■ **Task**:
Gather each line of the entries below that includes "Outward".

■ **Listed records**:

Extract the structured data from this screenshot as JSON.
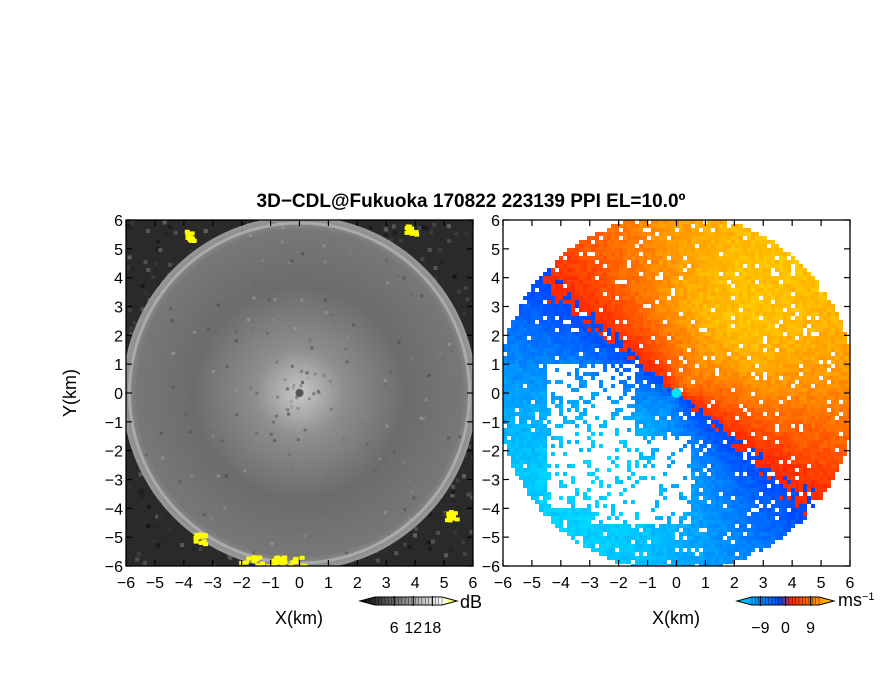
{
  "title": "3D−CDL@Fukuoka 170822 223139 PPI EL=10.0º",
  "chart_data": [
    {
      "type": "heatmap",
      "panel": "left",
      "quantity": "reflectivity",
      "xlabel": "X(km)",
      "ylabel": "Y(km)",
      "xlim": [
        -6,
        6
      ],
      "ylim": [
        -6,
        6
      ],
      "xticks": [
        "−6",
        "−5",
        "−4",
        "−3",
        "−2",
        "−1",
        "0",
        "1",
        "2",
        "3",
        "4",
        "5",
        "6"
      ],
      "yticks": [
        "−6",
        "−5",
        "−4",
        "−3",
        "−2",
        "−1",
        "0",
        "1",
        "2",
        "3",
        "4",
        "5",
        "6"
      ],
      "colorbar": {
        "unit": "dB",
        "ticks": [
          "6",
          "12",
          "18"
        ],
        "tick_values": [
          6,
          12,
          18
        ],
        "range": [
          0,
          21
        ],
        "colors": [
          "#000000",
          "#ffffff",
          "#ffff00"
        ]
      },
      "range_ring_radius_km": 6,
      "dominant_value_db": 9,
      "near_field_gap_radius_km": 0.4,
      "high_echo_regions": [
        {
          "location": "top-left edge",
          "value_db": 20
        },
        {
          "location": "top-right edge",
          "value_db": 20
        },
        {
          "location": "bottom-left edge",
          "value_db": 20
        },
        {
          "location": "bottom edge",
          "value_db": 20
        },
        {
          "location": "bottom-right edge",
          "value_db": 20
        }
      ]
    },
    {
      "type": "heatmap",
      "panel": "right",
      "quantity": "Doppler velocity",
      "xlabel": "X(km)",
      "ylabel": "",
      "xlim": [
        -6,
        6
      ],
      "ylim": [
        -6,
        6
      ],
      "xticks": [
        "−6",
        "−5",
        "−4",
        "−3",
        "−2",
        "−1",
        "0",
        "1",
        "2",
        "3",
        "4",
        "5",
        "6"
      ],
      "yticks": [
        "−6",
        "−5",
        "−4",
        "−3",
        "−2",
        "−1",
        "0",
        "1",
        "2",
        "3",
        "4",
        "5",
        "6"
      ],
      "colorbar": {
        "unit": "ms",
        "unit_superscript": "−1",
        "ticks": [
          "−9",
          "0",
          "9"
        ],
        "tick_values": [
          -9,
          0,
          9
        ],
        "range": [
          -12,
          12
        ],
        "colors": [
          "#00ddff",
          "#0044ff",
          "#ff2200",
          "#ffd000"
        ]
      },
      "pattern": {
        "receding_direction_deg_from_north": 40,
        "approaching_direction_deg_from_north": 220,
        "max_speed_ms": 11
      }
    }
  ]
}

--

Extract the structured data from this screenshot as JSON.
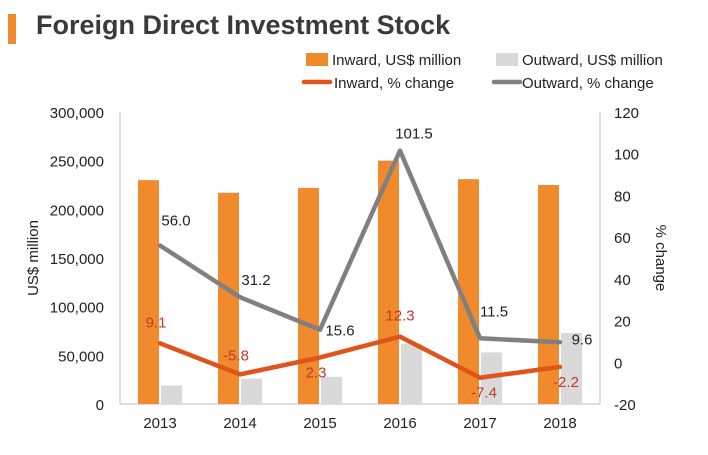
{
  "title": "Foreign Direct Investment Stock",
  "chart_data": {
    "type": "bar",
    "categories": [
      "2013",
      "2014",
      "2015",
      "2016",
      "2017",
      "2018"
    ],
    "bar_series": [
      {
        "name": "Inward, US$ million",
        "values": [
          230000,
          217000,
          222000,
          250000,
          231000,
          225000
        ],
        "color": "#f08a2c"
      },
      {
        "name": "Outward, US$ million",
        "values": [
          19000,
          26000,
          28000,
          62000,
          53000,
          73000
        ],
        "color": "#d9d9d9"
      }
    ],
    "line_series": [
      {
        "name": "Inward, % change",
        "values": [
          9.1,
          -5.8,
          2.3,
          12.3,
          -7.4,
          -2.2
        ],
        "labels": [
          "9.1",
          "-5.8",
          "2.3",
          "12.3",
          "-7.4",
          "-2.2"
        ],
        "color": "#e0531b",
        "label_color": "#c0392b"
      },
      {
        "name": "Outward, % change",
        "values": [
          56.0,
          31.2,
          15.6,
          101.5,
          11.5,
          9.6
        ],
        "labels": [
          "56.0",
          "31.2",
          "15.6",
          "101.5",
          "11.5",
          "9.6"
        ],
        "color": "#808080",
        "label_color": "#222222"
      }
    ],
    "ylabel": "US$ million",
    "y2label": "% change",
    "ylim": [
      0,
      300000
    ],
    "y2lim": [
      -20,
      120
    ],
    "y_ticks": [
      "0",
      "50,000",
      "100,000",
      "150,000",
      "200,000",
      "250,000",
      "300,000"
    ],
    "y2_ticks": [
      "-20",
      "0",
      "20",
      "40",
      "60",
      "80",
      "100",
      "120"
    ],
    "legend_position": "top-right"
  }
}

---

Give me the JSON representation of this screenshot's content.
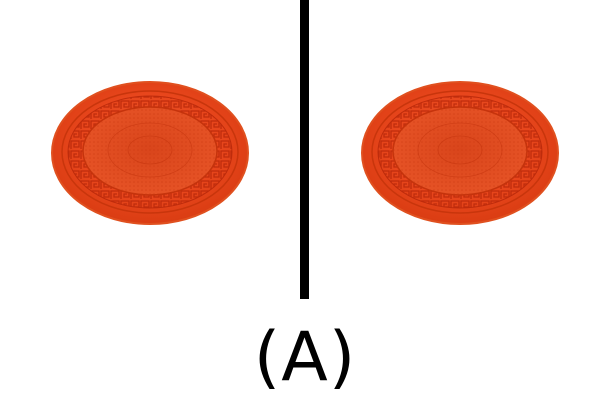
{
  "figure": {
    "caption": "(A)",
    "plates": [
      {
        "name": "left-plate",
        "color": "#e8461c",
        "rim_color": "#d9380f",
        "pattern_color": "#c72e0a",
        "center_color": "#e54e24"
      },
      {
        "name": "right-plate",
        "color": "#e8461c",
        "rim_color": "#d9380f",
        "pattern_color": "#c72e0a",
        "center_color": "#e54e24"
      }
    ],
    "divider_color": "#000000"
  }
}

■ **Solution**:
        "name": "Outward, US$ million",
        "name": "Outward, % change",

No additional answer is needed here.